Provided records →
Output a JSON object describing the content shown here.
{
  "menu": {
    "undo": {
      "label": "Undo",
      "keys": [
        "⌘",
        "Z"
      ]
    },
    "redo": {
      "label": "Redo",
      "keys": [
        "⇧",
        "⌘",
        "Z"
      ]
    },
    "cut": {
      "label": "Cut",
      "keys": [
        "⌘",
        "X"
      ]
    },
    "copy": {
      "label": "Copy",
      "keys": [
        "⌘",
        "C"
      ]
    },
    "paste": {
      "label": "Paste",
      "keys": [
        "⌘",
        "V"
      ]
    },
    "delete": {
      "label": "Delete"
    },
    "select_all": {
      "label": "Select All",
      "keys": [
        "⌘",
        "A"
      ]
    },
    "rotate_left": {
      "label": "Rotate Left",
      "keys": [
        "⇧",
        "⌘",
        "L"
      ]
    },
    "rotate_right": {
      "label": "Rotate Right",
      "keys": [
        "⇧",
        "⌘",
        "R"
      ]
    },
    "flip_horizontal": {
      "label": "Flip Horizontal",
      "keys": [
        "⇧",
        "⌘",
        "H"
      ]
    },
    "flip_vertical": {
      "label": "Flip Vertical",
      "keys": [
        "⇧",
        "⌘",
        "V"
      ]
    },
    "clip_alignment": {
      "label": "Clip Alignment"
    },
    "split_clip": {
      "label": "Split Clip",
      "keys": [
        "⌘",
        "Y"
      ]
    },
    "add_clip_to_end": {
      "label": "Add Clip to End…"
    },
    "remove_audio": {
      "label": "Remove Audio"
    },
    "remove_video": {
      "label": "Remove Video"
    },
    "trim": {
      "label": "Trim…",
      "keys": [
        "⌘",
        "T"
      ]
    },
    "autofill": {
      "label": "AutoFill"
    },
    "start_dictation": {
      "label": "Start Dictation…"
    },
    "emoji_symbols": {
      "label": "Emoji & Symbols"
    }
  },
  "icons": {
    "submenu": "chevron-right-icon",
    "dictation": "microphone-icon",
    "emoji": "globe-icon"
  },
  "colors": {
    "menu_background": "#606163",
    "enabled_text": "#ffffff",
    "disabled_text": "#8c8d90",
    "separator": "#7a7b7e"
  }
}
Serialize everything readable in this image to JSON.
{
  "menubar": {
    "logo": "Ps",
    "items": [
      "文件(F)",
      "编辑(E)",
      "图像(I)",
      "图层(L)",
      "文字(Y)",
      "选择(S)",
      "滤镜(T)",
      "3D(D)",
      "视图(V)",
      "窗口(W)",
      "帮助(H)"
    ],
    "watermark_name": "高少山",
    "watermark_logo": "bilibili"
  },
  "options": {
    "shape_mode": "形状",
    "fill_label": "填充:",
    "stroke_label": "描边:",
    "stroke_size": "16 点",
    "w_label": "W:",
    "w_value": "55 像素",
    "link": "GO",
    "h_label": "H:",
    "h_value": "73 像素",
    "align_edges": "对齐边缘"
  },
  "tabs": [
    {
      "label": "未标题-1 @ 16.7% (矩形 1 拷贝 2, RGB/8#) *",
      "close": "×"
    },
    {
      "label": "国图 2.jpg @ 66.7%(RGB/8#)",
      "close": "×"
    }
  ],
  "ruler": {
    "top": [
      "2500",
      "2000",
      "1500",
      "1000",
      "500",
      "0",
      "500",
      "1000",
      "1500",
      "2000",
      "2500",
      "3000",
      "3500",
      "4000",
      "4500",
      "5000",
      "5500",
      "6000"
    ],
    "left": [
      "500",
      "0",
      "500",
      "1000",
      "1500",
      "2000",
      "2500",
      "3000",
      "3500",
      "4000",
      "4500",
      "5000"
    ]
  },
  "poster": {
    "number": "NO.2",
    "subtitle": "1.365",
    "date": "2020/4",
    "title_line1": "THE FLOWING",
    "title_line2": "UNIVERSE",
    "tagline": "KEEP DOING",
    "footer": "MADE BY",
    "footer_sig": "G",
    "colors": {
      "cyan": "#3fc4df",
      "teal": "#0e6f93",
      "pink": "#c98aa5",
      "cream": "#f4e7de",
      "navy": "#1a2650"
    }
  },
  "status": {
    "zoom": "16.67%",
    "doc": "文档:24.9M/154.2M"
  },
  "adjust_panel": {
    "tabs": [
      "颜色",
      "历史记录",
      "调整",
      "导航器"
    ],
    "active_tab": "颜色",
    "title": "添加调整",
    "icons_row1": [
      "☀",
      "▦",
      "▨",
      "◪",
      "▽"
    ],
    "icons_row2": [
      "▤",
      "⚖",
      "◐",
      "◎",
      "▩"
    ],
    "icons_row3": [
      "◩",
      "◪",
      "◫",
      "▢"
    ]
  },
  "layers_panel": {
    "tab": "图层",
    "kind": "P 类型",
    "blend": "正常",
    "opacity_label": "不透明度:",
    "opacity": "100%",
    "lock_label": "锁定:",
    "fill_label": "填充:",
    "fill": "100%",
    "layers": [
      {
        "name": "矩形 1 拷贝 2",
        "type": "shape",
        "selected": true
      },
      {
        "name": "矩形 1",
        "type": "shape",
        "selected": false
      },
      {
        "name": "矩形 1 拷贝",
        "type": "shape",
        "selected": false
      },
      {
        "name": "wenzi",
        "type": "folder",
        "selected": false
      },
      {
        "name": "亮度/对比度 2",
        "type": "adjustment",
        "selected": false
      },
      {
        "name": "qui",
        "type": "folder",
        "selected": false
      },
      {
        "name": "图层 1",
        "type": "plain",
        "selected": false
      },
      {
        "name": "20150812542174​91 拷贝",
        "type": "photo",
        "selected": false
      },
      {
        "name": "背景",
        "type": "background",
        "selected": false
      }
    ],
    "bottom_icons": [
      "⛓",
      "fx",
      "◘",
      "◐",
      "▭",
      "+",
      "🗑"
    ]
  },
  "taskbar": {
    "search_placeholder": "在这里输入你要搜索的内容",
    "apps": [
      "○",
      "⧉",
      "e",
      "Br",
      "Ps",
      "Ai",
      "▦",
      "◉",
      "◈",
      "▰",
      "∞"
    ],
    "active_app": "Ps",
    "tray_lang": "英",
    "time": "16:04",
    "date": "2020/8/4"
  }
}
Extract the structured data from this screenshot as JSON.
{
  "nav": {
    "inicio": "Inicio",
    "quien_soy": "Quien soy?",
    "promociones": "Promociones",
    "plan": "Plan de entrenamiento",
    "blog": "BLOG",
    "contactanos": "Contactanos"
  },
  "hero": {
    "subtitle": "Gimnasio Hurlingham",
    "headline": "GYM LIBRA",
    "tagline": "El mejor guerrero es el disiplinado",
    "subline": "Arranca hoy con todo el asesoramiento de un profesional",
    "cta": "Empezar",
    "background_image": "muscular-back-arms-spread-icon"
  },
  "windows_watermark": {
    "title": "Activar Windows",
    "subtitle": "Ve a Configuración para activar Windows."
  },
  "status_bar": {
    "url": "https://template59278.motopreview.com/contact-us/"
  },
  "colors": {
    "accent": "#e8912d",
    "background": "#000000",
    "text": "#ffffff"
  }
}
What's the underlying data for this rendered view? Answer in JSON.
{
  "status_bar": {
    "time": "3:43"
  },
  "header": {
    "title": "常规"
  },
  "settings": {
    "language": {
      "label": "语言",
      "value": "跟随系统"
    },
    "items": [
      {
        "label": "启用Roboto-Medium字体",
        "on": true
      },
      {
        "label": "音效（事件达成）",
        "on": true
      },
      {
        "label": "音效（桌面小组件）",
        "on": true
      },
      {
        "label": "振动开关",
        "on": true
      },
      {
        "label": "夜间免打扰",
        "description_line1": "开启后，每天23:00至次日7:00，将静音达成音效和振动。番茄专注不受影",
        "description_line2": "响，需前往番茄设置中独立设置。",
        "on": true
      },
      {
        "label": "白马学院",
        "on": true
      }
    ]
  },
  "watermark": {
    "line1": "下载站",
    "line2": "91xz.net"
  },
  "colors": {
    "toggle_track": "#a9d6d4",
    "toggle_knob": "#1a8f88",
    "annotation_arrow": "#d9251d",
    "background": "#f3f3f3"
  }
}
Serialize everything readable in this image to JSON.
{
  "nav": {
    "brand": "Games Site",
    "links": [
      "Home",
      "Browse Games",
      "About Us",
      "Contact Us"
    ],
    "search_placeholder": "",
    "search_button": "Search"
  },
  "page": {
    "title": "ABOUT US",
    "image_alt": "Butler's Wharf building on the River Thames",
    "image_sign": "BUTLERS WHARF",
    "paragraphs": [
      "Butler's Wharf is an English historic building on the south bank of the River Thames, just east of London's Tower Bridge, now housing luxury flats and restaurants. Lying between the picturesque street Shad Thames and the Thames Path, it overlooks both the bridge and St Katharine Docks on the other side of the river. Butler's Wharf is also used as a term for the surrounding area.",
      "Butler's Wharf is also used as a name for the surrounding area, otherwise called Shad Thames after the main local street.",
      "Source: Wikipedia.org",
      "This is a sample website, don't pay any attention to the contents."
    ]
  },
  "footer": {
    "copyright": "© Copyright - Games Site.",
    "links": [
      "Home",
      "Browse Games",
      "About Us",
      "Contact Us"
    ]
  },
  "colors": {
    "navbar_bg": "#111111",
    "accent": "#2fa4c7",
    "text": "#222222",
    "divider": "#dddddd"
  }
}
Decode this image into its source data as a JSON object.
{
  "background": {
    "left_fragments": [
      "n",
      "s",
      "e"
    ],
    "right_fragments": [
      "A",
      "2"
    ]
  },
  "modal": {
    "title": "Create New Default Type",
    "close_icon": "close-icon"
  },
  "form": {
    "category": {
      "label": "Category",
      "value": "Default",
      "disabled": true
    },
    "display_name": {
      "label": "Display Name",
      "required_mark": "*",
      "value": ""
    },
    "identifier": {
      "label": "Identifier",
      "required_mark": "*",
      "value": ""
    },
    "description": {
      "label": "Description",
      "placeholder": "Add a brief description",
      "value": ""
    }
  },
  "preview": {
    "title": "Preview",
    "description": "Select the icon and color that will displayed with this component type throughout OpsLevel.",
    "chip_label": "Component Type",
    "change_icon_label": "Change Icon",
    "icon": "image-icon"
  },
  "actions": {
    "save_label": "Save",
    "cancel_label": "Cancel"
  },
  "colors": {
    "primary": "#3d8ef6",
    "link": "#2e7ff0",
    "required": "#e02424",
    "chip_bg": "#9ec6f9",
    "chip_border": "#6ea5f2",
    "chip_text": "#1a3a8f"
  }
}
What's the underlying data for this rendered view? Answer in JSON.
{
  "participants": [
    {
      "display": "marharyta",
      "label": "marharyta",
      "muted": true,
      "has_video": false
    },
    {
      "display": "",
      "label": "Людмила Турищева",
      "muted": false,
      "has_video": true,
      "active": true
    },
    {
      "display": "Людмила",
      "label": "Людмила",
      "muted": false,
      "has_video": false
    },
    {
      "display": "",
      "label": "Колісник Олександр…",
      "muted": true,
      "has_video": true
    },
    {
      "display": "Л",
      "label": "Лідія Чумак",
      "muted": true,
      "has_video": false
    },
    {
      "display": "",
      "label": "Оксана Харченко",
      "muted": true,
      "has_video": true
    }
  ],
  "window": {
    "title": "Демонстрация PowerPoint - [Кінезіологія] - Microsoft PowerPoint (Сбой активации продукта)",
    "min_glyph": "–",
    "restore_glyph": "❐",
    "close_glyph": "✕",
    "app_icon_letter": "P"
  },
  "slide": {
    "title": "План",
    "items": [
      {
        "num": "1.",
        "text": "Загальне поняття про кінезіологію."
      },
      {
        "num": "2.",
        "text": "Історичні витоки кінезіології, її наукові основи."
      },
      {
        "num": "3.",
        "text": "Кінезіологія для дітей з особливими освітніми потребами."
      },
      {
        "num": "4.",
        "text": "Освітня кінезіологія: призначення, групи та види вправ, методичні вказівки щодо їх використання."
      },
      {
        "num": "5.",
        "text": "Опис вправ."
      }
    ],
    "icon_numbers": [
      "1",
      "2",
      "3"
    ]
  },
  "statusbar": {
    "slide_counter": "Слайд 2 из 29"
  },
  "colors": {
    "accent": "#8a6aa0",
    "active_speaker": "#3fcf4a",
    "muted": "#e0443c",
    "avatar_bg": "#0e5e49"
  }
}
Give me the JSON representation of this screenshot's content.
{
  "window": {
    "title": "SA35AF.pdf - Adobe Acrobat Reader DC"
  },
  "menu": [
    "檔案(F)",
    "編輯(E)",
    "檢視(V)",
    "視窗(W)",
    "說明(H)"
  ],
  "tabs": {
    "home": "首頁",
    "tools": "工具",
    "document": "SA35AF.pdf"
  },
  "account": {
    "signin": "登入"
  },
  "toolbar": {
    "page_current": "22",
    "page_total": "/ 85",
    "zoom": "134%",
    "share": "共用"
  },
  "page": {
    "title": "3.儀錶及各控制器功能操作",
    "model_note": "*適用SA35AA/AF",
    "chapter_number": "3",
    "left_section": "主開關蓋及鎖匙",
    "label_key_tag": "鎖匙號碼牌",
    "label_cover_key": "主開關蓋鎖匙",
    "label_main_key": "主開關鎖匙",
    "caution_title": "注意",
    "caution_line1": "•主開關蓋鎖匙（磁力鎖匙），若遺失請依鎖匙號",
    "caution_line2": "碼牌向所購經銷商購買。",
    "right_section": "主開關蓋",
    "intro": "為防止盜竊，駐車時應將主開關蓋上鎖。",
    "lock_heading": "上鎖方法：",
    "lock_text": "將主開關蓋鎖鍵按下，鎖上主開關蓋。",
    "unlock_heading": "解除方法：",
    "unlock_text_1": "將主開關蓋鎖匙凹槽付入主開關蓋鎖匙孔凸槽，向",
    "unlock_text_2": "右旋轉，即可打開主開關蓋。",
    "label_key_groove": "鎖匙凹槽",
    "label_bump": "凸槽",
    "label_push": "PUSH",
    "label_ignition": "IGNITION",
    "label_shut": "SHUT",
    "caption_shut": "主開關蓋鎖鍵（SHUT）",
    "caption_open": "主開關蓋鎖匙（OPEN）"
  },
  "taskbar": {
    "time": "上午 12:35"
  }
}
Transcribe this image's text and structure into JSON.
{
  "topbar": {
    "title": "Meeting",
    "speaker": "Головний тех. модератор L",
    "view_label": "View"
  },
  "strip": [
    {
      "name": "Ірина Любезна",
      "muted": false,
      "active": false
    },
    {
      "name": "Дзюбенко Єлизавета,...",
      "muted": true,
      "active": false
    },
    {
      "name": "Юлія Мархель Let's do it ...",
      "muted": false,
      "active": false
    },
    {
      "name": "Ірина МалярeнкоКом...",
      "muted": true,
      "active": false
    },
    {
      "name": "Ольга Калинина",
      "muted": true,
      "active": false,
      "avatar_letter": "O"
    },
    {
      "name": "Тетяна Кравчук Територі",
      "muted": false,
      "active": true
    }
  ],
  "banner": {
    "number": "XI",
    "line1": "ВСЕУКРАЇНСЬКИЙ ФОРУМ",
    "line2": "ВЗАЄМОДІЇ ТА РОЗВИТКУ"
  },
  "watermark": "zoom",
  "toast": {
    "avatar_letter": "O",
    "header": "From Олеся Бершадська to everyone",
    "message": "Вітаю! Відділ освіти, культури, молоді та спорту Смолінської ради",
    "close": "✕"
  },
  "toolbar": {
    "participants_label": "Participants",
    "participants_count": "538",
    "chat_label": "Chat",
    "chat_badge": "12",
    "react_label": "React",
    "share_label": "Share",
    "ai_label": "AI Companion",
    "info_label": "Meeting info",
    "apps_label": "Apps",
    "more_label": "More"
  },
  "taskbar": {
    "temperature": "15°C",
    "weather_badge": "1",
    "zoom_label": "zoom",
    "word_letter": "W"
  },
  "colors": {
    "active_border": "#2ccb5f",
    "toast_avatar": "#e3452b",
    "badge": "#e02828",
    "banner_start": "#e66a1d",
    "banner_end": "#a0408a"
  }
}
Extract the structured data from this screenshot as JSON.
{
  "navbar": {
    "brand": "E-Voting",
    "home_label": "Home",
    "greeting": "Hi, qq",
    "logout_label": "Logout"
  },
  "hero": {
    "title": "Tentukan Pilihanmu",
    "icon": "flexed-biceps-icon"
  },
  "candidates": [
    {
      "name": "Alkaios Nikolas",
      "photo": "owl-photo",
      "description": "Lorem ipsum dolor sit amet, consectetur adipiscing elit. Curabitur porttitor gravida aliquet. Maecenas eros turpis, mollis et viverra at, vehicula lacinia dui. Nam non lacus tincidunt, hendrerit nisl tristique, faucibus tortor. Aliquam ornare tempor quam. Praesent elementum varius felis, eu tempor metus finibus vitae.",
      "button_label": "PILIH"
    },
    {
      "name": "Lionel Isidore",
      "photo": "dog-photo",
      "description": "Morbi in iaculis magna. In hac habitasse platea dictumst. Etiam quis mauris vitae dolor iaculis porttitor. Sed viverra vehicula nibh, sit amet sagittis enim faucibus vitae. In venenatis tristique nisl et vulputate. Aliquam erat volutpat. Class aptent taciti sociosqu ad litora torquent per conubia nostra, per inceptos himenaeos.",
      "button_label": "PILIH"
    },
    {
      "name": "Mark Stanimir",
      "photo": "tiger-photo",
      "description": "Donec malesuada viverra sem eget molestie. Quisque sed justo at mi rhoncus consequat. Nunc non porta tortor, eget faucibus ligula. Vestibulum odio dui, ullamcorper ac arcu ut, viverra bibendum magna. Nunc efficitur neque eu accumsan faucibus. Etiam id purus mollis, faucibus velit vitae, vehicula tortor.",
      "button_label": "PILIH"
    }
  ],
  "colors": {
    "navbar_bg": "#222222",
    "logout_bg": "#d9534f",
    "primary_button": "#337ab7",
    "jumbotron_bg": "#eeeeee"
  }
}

Task description →
Copy every line of the data that holds the string "mollis".

Problem solution →
      "description": "Lorem ipsum dolor sit amet, consectetur adipiscing elit. Curabitur porttitor gravida aliquet. Maecenas eros turpis, mollis et viverra at, vehicula lacinia dui. Nam non lacus tincidunt, hendrerit nisl tristique, faucibus tortor. Aliquam ornare tempor quam. Praesent elementum varius felis, eu tempor metus finibus vitae.",
      "description": "Donec malesuada viverra sem eget molestie. Quisque sed justo at mi rhoncus consequat. Nunc non porta tortor, eget faucibus ligula. Vestibulum odio dui, ullamcorper ac arcu ut, viverra bibendum magna. Nunc efficitur neque eu accumsan faucibus. Etiam id purus mollis, faucibus velit vitae, vehicula tortor.",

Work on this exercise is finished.